WHAT IS NEEDED: Put every line of the material below into a JSON list of strings, one string per line, with blank lines skipped. Leave the pictures out.

-------

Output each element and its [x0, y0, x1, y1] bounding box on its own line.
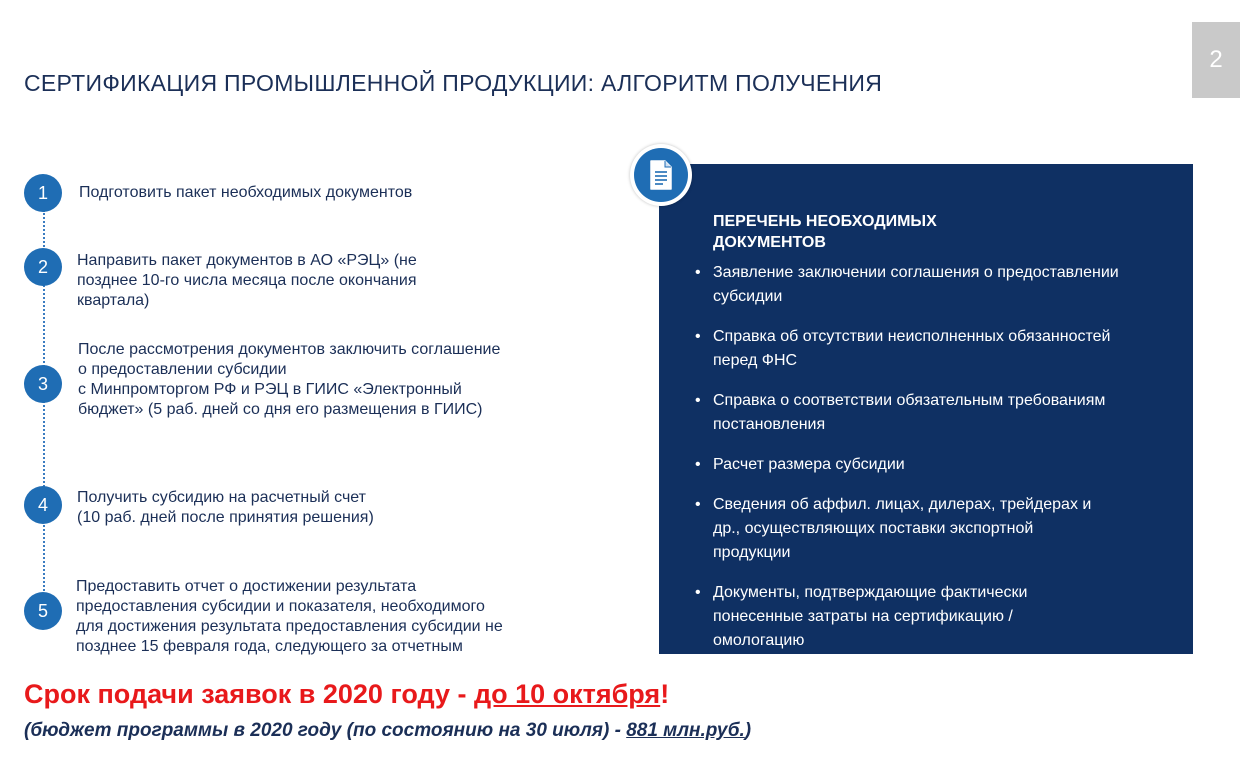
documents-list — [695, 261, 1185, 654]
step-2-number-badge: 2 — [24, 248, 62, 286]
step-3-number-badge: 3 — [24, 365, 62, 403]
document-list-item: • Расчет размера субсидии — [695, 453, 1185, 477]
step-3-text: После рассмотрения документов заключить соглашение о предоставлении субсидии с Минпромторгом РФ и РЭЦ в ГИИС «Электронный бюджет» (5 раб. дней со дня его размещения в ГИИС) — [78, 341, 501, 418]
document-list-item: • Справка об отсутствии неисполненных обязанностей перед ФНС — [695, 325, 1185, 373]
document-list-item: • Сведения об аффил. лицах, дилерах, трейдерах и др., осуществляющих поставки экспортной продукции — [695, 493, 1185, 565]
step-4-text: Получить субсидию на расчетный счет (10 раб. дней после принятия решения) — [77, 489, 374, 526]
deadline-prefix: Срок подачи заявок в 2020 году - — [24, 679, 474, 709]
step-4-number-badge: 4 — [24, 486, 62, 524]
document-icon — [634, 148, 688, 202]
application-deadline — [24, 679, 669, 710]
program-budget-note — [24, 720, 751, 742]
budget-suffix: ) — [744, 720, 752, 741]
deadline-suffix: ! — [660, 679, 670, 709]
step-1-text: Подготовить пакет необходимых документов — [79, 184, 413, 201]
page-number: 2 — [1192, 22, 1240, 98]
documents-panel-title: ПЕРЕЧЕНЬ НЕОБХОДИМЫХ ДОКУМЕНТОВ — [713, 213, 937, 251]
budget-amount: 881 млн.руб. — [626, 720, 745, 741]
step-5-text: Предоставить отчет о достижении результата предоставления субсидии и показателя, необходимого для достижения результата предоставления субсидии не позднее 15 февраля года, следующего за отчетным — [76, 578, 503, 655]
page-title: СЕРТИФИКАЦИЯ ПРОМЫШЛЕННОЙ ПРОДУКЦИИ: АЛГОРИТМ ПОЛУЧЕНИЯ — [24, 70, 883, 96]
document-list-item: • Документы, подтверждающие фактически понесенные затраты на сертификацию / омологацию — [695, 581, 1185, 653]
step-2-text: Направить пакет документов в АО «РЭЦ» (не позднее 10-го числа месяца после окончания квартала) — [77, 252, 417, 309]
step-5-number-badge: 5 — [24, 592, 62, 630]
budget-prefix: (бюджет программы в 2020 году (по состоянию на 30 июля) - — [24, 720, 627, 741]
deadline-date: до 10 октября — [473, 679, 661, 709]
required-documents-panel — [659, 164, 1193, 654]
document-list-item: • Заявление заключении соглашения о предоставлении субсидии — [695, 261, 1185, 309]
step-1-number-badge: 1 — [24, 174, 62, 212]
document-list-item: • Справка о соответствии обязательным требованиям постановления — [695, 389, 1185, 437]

-------

RESULT BELOW:
[
  "Output each element and its [x0, y0, x1, y1] bounding box on its own line.",
  "documents-list — [695, 261, 1185, 654]",
  "step-2-number-badge: 2 — [24, 248, 62, 286]",
  "step-3-number-badge: 3 — [24, 365, 62, 403]",
  "document-list-item: • Расчет размера субсидии — [695, 453, 1185, 477]",
  "step-3-text: После рассмотрения документов заключить соглашение о предоставлении субсидии с Минпромторгом РФ и РЭЦ в ГИИС «Электронный бюджет» (5 раб. дней со дня его размещения в ГИИС) — [78, 341, 501, 418]",
  "document-list-item: • Справка об отсутствии неисполненных обязанностей перед ФНС — [695, 325, 1185, 373]",
  "document-list-item: • Сведения об аффил. лицах, дилерах, трейдерах и др., осуществляющих поставки экспортной продукции — [695, 493, 1185, 565]",
  "step-4-text: Получить субсидию на расчетный счет (10 раб. дней после принятия решения) — [77, 489, 374, 526]",
  "deadline-prefix: Срок подачи заявок в 2020 году - — [24, 679, 474, 709]",
  "step-4-number-badge: 4 — [24, 486, 62, 524]",
  "document-icon — [634, 148, 688, 202]",
  "application-deadline — [24, 679, 669, 710]",
  "program-budget-note — [24, 720, 751, 742]",
  "budget-suffix: ) — [744, 720, 752, 741]",
  "deadline-suffix: ! — [660, 679, 670, 709]",
  "step-1-text: Подготовить пакет необходимых документов — [79, 184, 413, 201]",
  "page-number: 2 — [1192, 22, 1240, 98]",
  "documents-panel-title: ПЕРЕЧЕНЬ НЕОБХОДИМЫХ ДОКУМЕНТОВ — [713, 213, 937, 251]",
  "budget-amount: 881 млн.руб. — [626, 720, 745, 741]",
  "step-5-text: Предоставить отчет о достижении результата предоставления субсидии и показателя, необходимого для достижения результата предоставления субсидии не позднее 15 февраля года, следующего за отчетным — [76, 578, 503, 655]",
  "page-title: СЕРТИФИКАЦИЯ ПРОМЫШЛЕННОЙ ПРОДУКЦИИ: АЛГОРИТМ ПОЛУЧЕНИЯ — [24, 70, 883, 96]",
  "document-list-item: • Документы, подтверждающие фактически понесенные затраты на сертификацию / омологацию — [695, 581, 1185, 653]",
  "step-2-text: Направить пакет документов в АО «РЭЦ» (не позднее 10-го числа месяца после окончания квартала) — [77, 252, 417, 309]",
  "step-5-number-badge: 5 — [24, 592, 62, 630]",
  "budget-prefix: (бюджет программы в 2020 году (по состоянию на 30 июля) - — [24, 720, 627, 741]",
  "deadline-date: до 10 октября — [473, 679, 661, 709]",
  "required-documents-panel — [659, 164, 1193, 654]",
  "document-list-item: • Заявление заключении соглашения о предоставлении субсидии — [695, 261, 1185, 309]",
  "step-1-number-badge: 1 — [24, 174, 62, 212]",
  "document-list-item: • Справка о соответствии обязательным требованиям постановления — [695, 389, 1185, 437]"
]